— Begin SELECTED TEXT —

While the gospel never changes, its communication can be adapted to the cultural forms or any given culture. This is sometimes referred to as the incarnational or enculturation model of evangelism.

[Q] How might we use the cultural forms of our own society in order to communicate the gospel? Where do you see examples of it already happening? What are the dangers of using secular contemporary forms in order to communicate the gospel?

PART 3

Apply Your Findings


Stackhouse summarizes the five major ways in which Christians have responded to culture, as presented in Niebuhr’s classic work, Christ and Culture (1951). Together as a class, review each of these types briefly. Perhaps it helps to give each a one-word label: separatist, accomodationist, synthetic, paradoxical, and transformationist.

[Q] Then ask the class members to place themselves in Niebuhr’s typology: Which one best suits you?

[Q] Which of the biblical principles above are reflected in each of the types? Does one type seem to reflect more biblical principles than others do? If so, which one and why?

If time allows, continue your discussion along all or any of these lines:



[Q] What would be lost, for instance, if there weren’t some Christians who emphasize the lostness of the world and separation from the evil of the world?

[Q] What would be lost if there weren’t some Christians in the world committed to transforming the world through missions, health care, education, business, politics, and the arts?

[Q] If each one of these positions has some necessary, perhaps even biblical, emphases, what are the downsides of each type?

[Q] Stackhouse maintains that the Christ-against-culture stance—the sectarian impulse—has been characteristic of fundamentalists who want to maintain separation from the world. The Christ-of-culture type, he says, characterizes some evangelicals who blur the lines between allegiance to God and country and see America as either a Christian nation or a place where we should work to realize our Christian ideals. Do you agree with Stackhouse’s assumptions here? Why or why not? Do you see examples of Niebuhr’s mediating positions—those between these two extremes—evident among evangelical Christians?

Stackhouse maintains that paradox is a difficult place for evangelicals to occupy. Evangelicals prefer the binary oppositions of light and darkness, the church and the world, the spirit and the flesh. Stackhouse himself seems to prefer the “Christ and culture in paradox” position, concluding that “we might also recognize that God has called us to lives of difficult paradox, of painful negotiation between conflicting and competitive values, seeking to cooperate with God wherever he is at work. Such a position, full of ambiguity and irony, is also full of faith and hope.” What do you think of Stackhouse’s argument? Can you think about instances in your own life when you were forced to make a difficult moral decision in which, perhaps, there may not have been black and white alternatives, only different shades of gray? If time allows, give the class opportunity to share such incidents with each other.

— End SELECTED TEXT —

SET TASK:
In the text on Christians and culture, which of Niebuhr's positions does Stackhouse himself seem to prefer?

— Begin LISTED RECORDS —

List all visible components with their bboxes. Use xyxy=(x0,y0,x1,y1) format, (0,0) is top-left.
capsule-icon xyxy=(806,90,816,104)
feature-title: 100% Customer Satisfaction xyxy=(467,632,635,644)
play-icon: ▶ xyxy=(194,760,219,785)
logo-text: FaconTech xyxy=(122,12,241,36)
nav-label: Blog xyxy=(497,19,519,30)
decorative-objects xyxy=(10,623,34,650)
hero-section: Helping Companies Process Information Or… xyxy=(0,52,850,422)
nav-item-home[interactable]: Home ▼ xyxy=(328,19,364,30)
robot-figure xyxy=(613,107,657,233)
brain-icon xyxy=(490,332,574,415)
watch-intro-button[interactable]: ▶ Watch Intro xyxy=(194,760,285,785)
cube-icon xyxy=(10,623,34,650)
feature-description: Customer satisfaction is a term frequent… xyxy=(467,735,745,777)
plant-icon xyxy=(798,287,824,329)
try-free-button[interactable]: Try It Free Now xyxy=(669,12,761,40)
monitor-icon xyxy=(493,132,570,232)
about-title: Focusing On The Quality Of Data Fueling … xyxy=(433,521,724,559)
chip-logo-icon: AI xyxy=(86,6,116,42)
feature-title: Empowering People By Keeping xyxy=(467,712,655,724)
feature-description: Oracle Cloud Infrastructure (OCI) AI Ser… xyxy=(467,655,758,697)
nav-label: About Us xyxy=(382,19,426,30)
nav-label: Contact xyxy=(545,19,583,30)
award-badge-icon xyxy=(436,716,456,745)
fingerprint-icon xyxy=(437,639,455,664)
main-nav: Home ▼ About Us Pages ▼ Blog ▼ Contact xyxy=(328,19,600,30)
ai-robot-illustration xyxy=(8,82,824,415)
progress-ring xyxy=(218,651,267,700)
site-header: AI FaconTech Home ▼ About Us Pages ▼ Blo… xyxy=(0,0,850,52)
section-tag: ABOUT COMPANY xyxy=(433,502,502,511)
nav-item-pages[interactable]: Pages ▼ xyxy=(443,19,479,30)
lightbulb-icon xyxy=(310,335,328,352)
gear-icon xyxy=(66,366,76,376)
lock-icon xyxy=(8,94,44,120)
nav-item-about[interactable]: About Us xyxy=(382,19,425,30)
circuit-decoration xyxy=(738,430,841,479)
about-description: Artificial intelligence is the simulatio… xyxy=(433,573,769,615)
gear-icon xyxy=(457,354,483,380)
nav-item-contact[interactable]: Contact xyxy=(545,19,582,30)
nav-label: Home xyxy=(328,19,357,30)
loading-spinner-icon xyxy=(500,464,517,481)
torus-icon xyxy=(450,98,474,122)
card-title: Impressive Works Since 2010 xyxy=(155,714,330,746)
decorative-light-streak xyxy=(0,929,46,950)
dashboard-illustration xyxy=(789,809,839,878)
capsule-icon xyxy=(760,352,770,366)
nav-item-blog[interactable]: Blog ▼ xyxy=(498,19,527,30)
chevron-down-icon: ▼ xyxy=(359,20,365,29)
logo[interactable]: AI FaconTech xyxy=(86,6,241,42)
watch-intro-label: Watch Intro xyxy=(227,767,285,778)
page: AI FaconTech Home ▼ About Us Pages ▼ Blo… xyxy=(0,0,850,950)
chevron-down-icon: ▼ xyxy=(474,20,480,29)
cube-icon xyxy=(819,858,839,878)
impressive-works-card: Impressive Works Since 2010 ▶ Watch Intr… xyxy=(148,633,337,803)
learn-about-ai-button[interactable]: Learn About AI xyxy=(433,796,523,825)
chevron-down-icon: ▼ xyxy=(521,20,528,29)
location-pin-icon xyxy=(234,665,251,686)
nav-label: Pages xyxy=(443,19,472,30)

— End LISTED RECORDS —

EXERCISE ANSWER:
The "Christ and culture in paradox" position.